The entries below should be given again exactly, minus their pictures.

═══ Entries supplied

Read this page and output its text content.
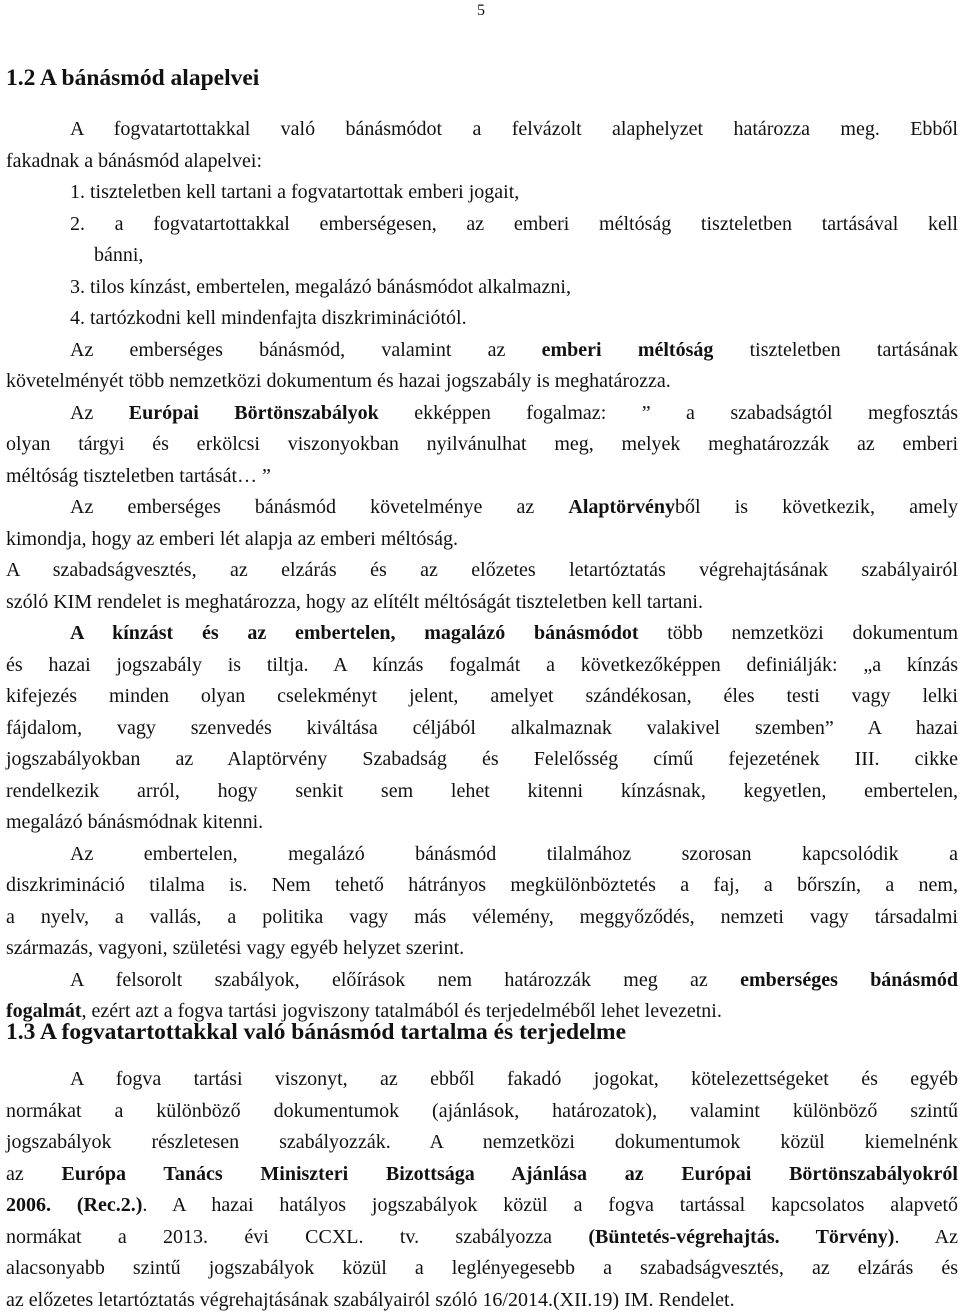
5
1.2 A bánásmód alapelvei
A fogvatartottakkal való bánásmódot a felvázolt alaphelyzet határozza meg. Ebből
fakadnak a bánásmód alapelvei:
1. tiszteletben kell tartani a fogvatartottak emberi jogait,
2. a fogvatartottakkal emberségesen, az emberi méltóság tiszteletben tartásával kell
bánni,
3. tilos kínzást, embertelen, megalázó bánásmódot alkalmazni,
4. tartózkodni kell mindenfajta diszkriminációtól.
Az emberséges bánásmód, valamint az emberi méltóság tiszteletben tartásának
követelményét több nemzetközi dokumentum és hazai jogszabály is meghatározza.
Az Európai Börtönszabályok ekképpen fogalmaz: ” a szabadságtól megfosztás
olyan tárgyi és erkölcsi viszonyokban nyilvánulhat meg, melyek meghatározzák az emberi
méltóság tiszteletben tartását… ”
Az emberséges bánásmód követelménye az Alaptörvényből is következik, amely
kimondja, hogy az emberi lét alapja az emberi méltóság.
A szabadságvesztés, az elzárás és az előzetes letartóztatás végrehajtásának szabályairól
szóló KIM rendelet is meghatározza, hogy az elítélt méltóságát tiszteletben kell tartani.
A kínzást és az embertelen, magalázó bánásmódot több nemzetközi dokumentum
és hazai jogszabály is tiltja. A kínzás fogalmát a következőképpen definiálják: „a kínzás
kifejezés minden olyan cselekményt jelent, amelyet szándékosan, éles testi vagy lelki
fájdalom, vagy szenvedés kiváltása céljából alkalmaznak valakivel szemben” A hazai
jogszabályokban az Alaptörvény Szabadság és Felelősség című fejezetének III. cikke
rendelkezik arról, hogy senkit sem lehet kitenni kínzásnak, kegyetlen, embertelen,
megalázó bánásmódnak kitenni.
Az embertelen, megalázó bánásmód tilalmához szorosan kapcsolódik a
diszkrimináció tilalma is. Nem tehető hátrányos megkülönböztetés a faj, a bőrszín, a nem,
a nyelv, a vallás, a politika vagy más vélemény, meggyőződés, nemzeti vagy társadalmi
származás, vagyoni, születési vagy egyéb helyzet szerint.
A felsorolt szabályok, előírások nem határozzák meg az emberséges bánásmód
fogalmát, ezért azt a fogva tartási jogviszony tatalmából és terjedelméből lehet levezetni.
1.3 A fogvatartottakkal való bánásmód tartalma és terjedelme
A fogva tartási viszonyt, az ebből fakadó jogokat, kötelezettségeket és egyéb
normákat a különböző dokumentumok (ajánlások, határozatok), valamint különböző szintű
jogszabályok részletesen szabályozzák. A nemzetközi dokumentumok közül kiemelnénk
az Európa Tanács Miniszteri Bizottsága Ajánlása az Európai Börtönszabályokról
2006. (Rec.2.). A hazai hatályos jogszabályok közül a fogva tartással kapcsolatos alapvető
normákat a 2013. évi CCXL. tv. szabályozza (Büntetés-végrehajtás. Törvény). Az
alacsonyabb szintű jogszabályok közül a leglényegesebb a szabadságvesztés, az elzárás és
az előzetes letartóztatás végrehajtásának szabályairól szóló 16/2014.(XII.19) IM. Rendelet.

══════

_Task answer_.
Read this page and output its text content.
5
1.2 A bánásmód alapelvei
A fogvatartottakkal való bánásmódot a felvázolt alaphelyzet határozza meg. Ebből
fakadnak a bánásmód alapelvei:
1. tiszteletben kell tartani a fogvatartottak emberi jogait,
2. a fogvatartottakkal emberségesen, az emberi méltóság tiszteletben tartásával kell
bánni,
3. tilos kínzást, embertelen, megalázó bánásmódot alkalmazni,
4. tartózkodni kell mindenfajta diszkriminációtól.
Az emberséges bánásmód, valamint az emberi méltóság tiszteletben tartásának
követelményét több nemzetközi dokumentum és hazai jogszabály is meghatározza.
Az Európai Börtönszabályok ekképpen fogalmaz: ” a szabadságtól megfosztás
olyan tárgyi és erkölcsi viszonyokban nyilvánulhat meg, melyek meghatározzák az emberi
méltóság tiszteletben tartását… ”
Az emberséges bánásmód követelménye az Alaptörvényből is következik, amely
kimondja, hogy az emberi lét alapja az emberi méltóság.
A szabadságvesztés, az elzárás és az előzetes letartóztatás végrehajtásának szabályairól
szóló KIM rendelet is meghatározza, hogy az elítélt méltóságát tiszteletben kell tartani.
A kínzást és az embertelen, magalázó bánásmódot több nemzetközi dokumentum
és hazai jogszabály is tiltja. A kínzás fogalmát a következőképpen definiálják: „a kínzás
kifejezés minden olyan cselekményt jelent, amelyet szándékosan, éles testi vagy lelki
fájdalom, vagy szenvedés kiváltása céljából alkalmaznak valakivel szemben” A hazai
jogszabályokban az Alaptörvény Szabadság és Felelősség című fejezetének III. cikke
rendelkezik arról, hogy senkit sem lehet kitenni kínzásnak, kegyetlen, embertelen,
megalázó bánásmódnak kitenni.
Az embertelen, megalázó bánásmód tilalmához szorosan kapcsolódik a
diszkrimináció tilalma is. Nem tehető hátrányos megkülönböztetés a faj, a bőrszín, a nem,
a nyelv, a vallás, a politika vagy más vélemény, meggyőződés, nemzeti vagy társadalmi
származás, vagyoni, születési vagy egyéb helyzet szerint.
A felsorolt szabályok, előírások nem határozzák meg az emberséges bánásmód
fogalmát, ezért azt a fogva tartási jogviszony tatalmából és terjedelméből lehet levezetni.
1.3 A fogvatartottakkal való bánásmód tartalma és terjedelme
A fogva tartási viszonyt, az ebből fakadó jogokat, kötelezettségeket és egyéb
normákat a különböző dokumentumok (ajánlások, határozatok), valamint különböző szintű
jogszabályok részletesen szabályozzák. A nemzetközi dokumentumok közül kiemelnénk
az Európa Tanács Miniszteri Bizottsága Ajánlása az Európai Börtönszabályokról
2006. (Rec.2.). A hazai hatályos jogszabályok közül a fogva tartással kapcsolatos alapvető
normákat a 2013. évi CCXL. tv. szabályozza (Büntetés-végrehajtás. Törvény). Az
alacsonyabb szintű jogszabályok közül a leglényegesebb a szabadságvesztés, az elzárás és
az előzetes letartóztatás végrehajtásának szabályairól szóló 16/2014.(XII.19) IM. Rendelet.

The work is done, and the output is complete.